▶ **SHORT EXERCISE**
Collect every line in the records below that contains the word "Reducir".

BEGIN DATASET EXTRACT

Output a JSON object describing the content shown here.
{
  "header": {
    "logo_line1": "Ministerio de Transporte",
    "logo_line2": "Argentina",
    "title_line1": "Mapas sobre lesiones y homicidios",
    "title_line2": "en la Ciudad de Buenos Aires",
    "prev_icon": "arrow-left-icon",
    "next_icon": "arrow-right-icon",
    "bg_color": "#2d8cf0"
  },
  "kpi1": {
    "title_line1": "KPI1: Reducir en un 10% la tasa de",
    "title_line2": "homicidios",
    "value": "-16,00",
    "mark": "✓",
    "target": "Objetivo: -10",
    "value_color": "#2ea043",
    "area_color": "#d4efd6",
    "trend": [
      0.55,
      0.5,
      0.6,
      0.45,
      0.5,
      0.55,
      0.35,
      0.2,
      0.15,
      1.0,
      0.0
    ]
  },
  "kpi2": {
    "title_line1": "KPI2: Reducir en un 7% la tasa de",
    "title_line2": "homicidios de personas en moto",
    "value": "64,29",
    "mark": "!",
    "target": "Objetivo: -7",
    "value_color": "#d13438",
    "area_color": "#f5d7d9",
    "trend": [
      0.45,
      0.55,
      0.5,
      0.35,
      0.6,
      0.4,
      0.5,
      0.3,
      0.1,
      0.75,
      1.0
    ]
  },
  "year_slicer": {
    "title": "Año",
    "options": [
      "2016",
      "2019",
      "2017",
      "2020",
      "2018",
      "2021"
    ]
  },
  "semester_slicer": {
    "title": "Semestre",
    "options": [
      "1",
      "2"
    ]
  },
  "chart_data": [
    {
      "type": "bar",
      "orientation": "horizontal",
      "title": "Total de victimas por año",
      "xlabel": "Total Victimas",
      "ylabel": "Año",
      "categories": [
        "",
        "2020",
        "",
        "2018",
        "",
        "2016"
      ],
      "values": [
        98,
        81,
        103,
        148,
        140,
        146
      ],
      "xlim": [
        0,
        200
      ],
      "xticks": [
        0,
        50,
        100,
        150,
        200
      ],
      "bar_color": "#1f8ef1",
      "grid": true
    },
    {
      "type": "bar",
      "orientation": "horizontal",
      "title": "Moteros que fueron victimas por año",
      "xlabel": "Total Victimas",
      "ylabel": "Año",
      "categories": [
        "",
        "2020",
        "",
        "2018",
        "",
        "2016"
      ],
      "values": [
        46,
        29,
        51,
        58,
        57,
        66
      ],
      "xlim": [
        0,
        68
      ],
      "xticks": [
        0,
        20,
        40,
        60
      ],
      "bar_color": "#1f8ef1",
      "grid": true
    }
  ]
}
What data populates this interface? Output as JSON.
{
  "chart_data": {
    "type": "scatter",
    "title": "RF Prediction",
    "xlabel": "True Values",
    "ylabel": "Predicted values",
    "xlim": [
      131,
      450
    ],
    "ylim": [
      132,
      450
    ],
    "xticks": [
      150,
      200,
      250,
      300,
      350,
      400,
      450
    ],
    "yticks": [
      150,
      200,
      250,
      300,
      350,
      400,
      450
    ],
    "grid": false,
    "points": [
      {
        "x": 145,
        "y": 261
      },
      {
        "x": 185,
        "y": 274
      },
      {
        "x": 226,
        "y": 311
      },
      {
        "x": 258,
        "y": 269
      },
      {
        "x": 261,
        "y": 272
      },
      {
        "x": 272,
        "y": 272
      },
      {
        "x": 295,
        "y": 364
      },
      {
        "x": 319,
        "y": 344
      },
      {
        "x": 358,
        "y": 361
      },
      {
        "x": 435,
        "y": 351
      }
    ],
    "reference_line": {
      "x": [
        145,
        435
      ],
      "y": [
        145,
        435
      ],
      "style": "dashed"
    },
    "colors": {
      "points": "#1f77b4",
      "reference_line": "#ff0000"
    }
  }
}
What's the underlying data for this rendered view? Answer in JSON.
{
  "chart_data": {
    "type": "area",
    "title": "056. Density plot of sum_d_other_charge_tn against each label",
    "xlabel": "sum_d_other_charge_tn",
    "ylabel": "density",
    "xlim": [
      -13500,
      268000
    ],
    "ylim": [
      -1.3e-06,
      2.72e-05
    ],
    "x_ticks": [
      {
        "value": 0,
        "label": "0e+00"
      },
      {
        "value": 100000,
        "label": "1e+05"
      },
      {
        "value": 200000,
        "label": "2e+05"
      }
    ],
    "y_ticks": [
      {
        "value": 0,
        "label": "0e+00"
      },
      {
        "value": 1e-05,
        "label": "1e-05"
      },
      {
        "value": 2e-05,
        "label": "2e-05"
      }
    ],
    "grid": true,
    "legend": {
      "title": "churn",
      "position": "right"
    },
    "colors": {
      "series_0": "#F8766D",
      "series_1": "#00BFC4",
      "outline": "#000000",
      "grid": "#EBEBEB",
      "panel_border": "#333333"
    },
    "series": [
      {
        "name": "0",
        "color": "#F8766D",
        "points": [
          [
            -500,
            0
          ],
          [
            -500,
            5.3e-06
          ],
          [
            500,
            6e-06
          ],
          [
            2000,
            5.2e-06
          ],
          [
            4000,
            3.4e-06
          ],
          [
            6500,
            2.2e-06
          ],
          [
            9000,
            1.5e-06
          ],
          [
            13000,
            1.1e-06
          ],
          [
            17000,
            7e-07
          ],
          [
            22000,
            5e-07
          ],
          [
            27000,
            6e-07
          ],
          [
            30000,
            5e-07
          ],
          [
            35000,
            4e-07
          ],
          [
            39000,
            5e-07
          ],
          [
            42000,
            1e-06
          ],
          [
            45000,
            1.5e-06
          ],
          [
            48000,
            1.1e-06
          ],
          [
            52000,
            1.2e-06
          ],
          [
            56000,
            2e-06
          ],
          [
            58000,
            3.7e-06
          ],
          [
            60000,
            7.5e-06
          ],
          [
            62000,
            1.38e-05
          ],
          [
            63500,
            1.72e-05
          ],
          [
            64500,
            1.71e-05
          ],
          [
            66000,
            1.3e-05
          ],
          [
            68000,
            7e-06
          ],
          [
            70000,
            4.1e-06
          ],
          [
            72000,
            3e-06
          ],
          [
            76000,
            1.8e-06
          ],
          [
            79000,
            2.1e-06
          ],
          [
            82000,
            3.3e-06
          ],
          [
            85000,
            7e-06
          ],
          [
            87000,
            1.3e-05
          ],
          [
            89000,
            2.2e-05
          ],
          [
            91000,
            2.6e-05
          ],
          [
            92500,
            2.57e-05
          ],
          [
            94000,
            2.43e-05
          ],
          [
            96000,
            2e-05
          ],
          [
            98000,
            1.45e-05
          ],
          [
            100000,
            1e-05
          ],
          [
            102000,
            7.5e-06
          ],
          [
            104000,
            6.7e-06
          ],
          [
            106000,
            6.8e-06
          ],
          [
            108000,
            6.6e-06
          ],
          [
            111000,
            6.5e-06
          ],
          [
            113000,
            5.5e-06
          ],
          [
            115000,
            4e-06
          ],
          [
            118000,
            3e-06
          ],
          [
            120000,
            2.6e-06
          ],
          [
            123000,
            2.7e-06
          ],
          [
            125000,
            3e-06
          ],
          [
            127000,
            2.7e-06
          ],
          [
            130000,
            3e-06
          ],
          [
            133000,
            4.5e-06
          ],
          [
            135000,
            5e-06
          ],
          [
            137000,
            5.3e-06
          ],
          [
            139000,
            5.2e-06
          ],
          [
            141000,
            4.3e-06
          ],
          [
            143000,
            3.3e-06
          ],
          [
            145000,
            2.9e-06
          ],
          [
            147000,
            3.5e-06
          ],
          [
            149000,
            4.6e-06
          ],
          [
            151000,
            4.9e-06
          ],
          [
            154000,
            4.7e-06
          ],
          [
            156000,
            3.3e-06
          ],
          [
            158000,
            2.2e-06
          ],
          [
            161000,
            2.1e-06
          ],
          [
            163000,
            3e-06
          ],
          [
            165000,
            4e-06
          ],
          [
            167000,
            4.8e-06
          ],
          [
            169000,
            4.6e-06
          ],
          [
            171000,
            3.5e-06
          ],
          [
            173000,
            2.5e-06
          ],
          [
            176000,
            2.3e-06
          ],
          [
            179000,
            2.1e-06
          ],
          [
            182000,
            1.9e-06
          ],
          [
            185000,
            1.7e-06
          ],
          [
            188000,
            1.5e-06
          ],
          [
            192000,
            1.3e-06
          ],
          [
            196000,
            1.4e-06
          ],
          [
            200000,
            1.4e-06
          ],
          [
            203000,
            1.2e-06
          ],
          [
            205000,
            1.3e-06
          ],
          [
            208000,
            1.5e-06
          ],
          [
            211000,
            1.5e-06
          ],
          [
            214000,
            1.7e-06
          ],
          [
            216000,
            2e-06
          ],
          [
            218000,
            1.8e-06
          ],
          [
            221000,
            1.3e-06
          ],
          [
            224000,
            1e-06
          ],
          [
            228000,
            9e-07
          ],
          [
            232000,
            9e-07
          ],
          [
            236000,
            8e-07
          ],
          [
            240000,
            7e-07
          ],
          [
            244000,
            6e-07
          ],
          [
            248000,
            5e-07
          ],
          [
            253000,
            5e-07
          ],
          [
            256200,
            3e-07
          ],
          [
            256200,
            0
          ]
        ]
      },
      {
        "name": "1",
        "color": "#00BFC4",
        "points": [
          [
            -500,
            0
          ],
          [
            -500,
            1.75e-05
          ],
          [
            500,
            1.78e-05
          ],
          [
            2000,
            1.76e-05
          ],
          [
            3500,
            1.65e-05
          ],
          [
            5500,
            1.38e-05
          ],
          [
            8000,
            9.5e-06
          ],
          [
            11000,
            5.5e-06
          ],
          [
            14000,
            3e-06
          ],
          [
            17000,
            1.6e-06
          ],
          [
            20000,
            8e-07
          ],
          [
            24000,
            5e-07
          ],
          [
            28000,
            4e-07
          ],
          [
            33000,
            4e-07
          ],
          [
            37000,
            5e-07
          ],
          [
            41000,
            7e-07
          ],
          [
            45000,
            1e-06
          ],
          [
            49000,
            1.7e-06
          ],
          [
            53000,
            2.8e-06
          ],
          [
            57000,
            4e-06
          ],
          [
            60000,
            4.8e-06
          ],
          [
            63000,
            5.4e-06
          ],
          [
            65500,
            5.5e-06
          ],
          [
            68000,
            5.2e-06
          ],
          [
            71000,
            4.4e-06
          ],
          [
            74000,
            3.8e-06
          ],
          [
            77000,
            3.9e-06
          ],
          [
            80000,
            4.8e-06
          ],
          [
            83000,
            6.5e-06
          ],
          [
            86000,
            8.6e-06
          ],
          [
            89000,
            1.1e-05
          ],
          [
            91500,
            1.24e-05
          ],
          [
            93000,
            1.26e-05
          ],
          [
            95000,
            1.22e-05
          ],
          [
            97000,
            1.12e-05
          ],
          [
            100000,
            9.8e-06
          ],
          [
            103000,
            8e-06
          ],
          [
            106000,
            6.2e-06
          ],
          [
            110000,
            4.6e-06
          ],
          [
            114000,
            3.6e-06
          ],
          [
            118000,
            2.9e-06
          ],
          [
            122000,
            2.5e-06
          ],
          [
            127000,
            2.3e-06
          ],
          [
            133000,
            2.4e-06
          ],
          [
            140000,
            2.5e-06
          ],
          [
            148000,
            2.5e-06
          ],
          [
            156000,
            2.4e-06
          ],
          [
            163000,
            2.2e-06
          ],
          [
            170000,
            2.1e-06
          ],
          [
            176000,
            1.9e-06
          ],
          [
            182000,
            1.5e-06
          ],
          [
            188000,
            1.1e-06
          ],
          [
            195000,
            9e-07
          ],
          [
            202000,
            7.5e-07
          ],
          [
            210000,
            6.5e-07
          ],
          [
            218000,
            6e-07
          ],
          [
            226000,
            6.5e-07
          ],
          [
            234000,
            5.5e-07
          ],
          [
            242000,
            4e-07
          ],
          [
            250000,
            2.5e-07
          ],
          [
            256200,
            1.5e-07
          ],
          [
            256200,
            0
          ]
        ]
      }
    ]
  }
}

END DATASET EXTRACT

▶ **RESULT OF THIS TASK**
    "title_line1": "KPI1: Reducir en un 10% la tasa de",
    "title_line1": "KPI2: Reducir en un 7% la tasa de",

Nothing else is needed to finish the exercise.